Dataset rows about figures:
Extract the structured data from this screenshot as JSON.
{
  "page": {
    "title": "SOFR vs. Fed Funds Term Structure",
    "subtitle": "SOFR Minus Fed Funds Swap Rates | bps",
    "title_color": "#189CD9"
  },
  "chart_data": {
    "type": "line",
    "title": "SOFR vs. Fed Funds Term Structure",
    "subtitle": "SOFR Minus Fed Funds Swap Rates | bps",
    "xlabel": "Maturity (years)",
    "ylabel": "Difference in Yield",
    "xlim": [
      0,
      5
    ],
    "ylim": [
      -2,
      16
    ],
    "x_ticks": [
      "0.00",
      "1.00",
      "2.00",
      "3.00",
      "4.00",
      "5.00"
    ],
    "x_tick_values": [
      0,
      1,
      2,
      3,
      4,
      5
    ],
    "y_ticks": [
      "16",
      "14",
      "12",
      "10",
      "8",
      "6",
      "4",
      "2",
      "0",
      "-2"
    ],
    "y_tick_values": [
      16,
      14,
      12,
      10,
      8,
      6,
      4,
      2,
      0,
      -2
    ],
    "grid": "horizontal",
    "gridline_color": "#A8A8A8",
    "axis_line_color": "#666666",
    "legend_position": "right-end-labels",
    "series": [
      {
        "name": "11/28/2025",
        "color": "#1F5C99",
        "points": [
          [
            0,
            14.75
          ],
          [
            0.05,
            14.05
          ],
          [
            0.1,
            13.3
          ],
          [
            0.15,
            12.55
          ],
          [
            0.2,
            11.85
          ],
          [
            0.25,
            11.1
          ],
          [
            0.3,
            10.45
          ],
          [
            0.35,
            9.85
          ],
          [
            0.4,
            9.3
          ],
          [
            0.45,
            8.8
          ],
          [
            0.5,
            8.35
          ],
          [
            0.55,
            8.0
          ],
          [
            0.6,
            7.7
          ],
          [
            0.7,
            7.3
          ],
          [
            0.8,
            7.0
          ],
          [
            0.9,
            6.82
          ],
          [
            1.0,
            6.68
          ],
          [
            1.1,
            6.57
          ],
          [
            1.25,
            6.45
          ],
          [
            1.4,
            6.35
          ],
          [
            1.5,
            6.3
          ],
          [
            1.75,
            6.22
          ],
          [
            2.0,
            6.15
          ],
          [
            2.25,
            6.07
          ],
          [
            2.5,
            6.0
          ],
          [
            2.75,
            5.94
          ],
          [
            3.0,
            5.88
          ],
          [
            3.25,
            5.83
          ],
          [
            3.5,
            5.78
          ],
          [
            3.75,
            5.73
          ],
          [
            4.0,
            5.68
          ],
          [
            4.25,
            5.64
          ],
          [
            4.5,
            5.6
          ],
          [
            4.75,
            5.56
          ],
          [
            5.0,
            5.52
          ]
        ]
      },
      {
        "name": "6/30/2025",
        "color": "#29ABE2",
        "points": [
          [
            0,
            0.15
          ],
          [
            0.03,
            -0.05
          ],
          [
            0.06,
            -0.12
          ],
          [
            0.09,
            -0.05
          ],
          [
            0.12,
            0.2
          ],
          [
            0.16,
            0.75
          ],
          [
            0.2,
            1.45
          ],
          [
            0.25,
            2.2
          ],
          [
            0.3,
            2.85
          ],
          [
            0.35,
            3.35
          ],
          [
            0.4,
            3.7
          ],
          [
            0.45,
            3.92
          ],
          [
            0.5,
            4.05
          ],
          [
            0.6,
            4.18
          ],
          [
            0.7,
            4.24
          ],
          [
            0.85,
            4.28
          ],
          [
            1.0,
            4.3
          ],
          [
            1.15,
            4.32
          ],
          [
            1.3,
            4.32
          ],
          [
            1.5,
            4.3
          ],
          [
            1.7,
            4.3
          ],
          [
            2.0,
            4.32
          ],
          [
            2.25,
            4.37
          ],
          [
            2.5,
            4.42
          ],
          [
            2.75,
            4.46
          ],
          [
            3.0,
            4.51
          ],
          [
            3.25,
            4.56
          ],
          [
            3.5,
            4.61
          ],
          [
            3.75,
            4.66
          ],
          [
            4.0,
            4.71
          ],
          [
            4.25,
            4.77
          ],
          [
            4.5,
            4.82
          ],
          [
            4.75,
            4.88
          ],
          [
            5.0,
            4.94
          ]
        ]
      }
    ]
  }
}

* **Problem to solve**: Repeat the data above, word for word.

* **Written solution**:
Extract the structured data from this screenshot as JSON.
{
  "page": {
    "title": "SOFR vs. Fed Funds Term Structure",
    "subtitle": "SOFR Minus Fed Funds Swap Rates | bps",
    "title_color": "#189CD9"
  },
  "chart_data": {
    "type": "line",
    "title": "SOFR vs. Fed Funds Term Structure",
    "subtitle": "SOFR Minus Fed Funds Swap Rates | bps",
    "xlabel": "Maturity (years)",
    "ylabel": "Difference in Yield",
    "xlim": [
      0,
      5
    ],
    "ylim": [
      -2,
      16
    ],
    "x_ticks": [
      "0.00",
      "1.00",
      "2.00",
      "3.00",
      "4.00",
      "5.00"
    ],
    "x_tick_values": [
      0,
      1,
      2,
      3,
      4,
      5
    ],
    "y_ticks": [
      "16",
      "14",
      "12",
      "10",
      "8",
      "6",
      "4",
      "2",
      "0",
      "-2"
    ],
    "y_tick_values": [
      16,
      14,
      12,
      10,
      8,
      6,
      4,
      2,
      0,
      -2
    ],
    "grid": "horizontal",
    "gridline_color": "#A8A8A8",
    "axis_line_color": "#666666",
    "legend_position": "right-end-labels",
    "series": [
      {
        "name": "11/28/2025",
        "color": "#1F5C99",
        "points": [
          [
            0,
            14.75
          ],
          [
            0.05,
            14.05
          ],
          [
            0.1,
            13.3
          ],
          [
            0.15,
            12.55
          ],
          [
            0.2,
            11.85
          ],
          [
            0.25,
            11.1
          ],
          [
            0.3,
            10.45
          ],
          [
            0.35,
            9.85
          ],
          [
            0.4,
            9.3
          ],
          [
            0.45,
            8.8
          ],
          [
            0.5,
            8.35
          ],
          [
            0.55,
            8.0
          ],
          [
            0.6,
            7.7
          ],
          [
            0.7,
            7.3
          ],
          [
            0.8,
            7.0
          ],
          [
            0.9,
            6.82
          ],
          [
            1.0,
            6.68
          ],
          [
            1.1,
            6.57
          ],
          [
            1.25,
            6.45
          ],
          [
            1.4,
            6.35
          ],
          [
            1.5,
            6.3
          ],
          [
            1.75,
            6.22
          ],
          [
            2.0,
            6.15
          ],
          [
            2.25,
            6.07
          ],
          [
            2.5,
            6.0
          ],
          [
            2.75,
            5.94
          ],
          [
            3.0,
            5.88
          ],
          [
            3.25,
            5.83
          ],
          [
            3.5,
            5.78
          ],
          [
            3.75,
            5.73
          ],
          [
            4.0,
            5.68
          ],
          [
            4.25,
            5.64
          ],
          [
            4.5,
            5.6
          ],
          [
            4.75,
            5.56
          ],
          [
            5.0,
            5.52
          ]
        ]
      },
      {
        "name": "6/30/2025",
        "color": "#29ABE2",
        "points": [
          [
            0,
            0.15
          ],
          [
            0.03,
            -0.05
          ],
          [
            0.06,
            -0.12
          ],
          [
            0.09,
            -0.05
          ],
          [
            0.12,
            0.2
          ],
          [
            0.16,
            0.75
          ],
          [
            0.2,
            1.45
          ],
          [
            0.25,
            2.2
          ],
          [
            0.3,
            2.85
          ],
          [
            0.35,
            3.35
          ],
          [
            0.4,
            3.7
          ],
          [
            0.45,
            3.92
          ],
          [
            0.5,
            4.05
          ],
          [
            0.6,
            4.18
          ],
          [
            0.7,
            4.24
          ],
          [
            0.85,
            4.28
          ],
          [
            1.0,
            4.3
          ],
          [
            1.15,
            4.32
          ],
          [
            1.3,
            4.32
          ],
          [
            1.5,
            4.3
          ],
          [
            1.7,
            4.3
          ],
          [
            2.0,
            4.32
          ],
          [
            2.25,
            4.37
          ],
          [
            2.5,
            4.42
          ],
          [
            2.75,
            4.46
          ],
          [
            3.0,
            4.51
          ],
          [
            3.25,
            4.56
          ],
          [
            3.5,
            4.61
          ],
          [
            3.75,
            4.66
          ],
          [
            4.0,
            4.71
          ],
          [
            4.25,
            4.77
          ],
          [
            4.5,
            4.82
          ],
          [
            4.75,
            4.88
          ],
          [
            5.0,
            4.94
          ]
        ]
      }
    ]
  }
}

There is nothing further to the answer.